=== Document extract ===
★ ★ ★
That said, during preliminary rule-making, which includes draft rules and related questions issued by FSOC on October 11, 2011 and the subsequent comment period for industry participants (ending on January 13, 2012), I have not been able to detect—sitting outside the lobbying process—any truly defining cases of gaming behavior that fundamentally subverts the intent of the statute, as opposed to good faith (and persistent) efforts to achieve clarity and ease-of-implementation in the final regulations.

For example, all of dozens of comment letters that I reviewed from the largest banking institutions and industry associations to the FSOC in January 2012 addressed specific regulatory questions regarding prohibitions or exclusions related to trading, market-making, and hedge fund investing in a substantive, largely technical manner. While most of these respondents were not supporters of the Dodd-Frank Act (although not totally adverse to some sort of financial reform), opinions and recommendations were typically substantiated by systematic analysis of financial function and supporting processes. In my review of invited comment letters, I detected no gross misrepresentations of fact or mischaracterizations of banking processes, although there was certainly room for substantial differences of opinion over the costs, benefits, and challenges of prohibiting certain trading functions under the proprietary trading restriction.
★ ★ ★
=== Directions for this task ===
Pick up the excerpt on FSOC rule-making for the proprietary trading restriction after its final sentence and keep writing it.

=== Dataset excerpt ===
★ ★ ★
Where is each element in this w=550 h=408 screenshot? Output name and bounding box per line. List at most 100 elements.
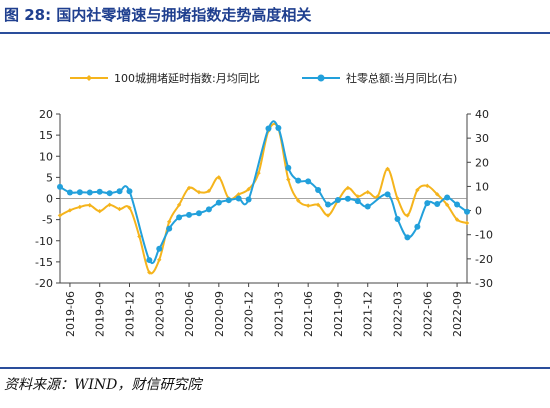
★ ★ ★
=== Answer for the task ===
Of course, in preparing public letters of this sort there are no conceivable gains to be had from overtly self-interested, unsubstantiated arguments on the part of banks targeted for re-regulation. For this reason, we should not rush to any judgments about this laudable straightforwardness. Beneath this surface of comity and technical debate, and outside my field of vision, it is possible — and even likely — that a battle royal is being fought over the crafting of regulations in ways that would enable banks to lawfully sidestep some of the prohibitions or even subvert the intent of the Volcker Rule in the future. Indeed, the large amount of money being spent on lobbying by banking interests has hardly declined as the Dodd-Frank Act has moved from the legislative phase to the current regulatory rule-making phase. And given the significant financial stakes involved for large banks, we know that there are many incentives for banks to figure out ways of side-stepping prohibitions against proprietary trading by claiming such trading to be part and parcel of such permitted trading activities as market-making, hedging, or other customer-initiated transactions.

This gaming potential was clearly acknowledged in the January 2011 report by FSOC on proprietary trading. This report minced few words in acknowledging and describing the various ways in which banks could mask prohibited proprietary trading as market-making or risk-mitigating activities, thereby gaming the essential purposes of the Volcker Rule. In the same vein, U.S. Senator Jeff Merkley, the Oregon Democrat who with Senator Carl Levin, a Michigan Democrat, put the Volcker Rule into Dodd-Frank complained to Bloomberg in response to industry claims that the new proprietary trading rule would choke off liquidity in the markets, “The banks are using every strategy they possibly can to ‘confuse the issue’.”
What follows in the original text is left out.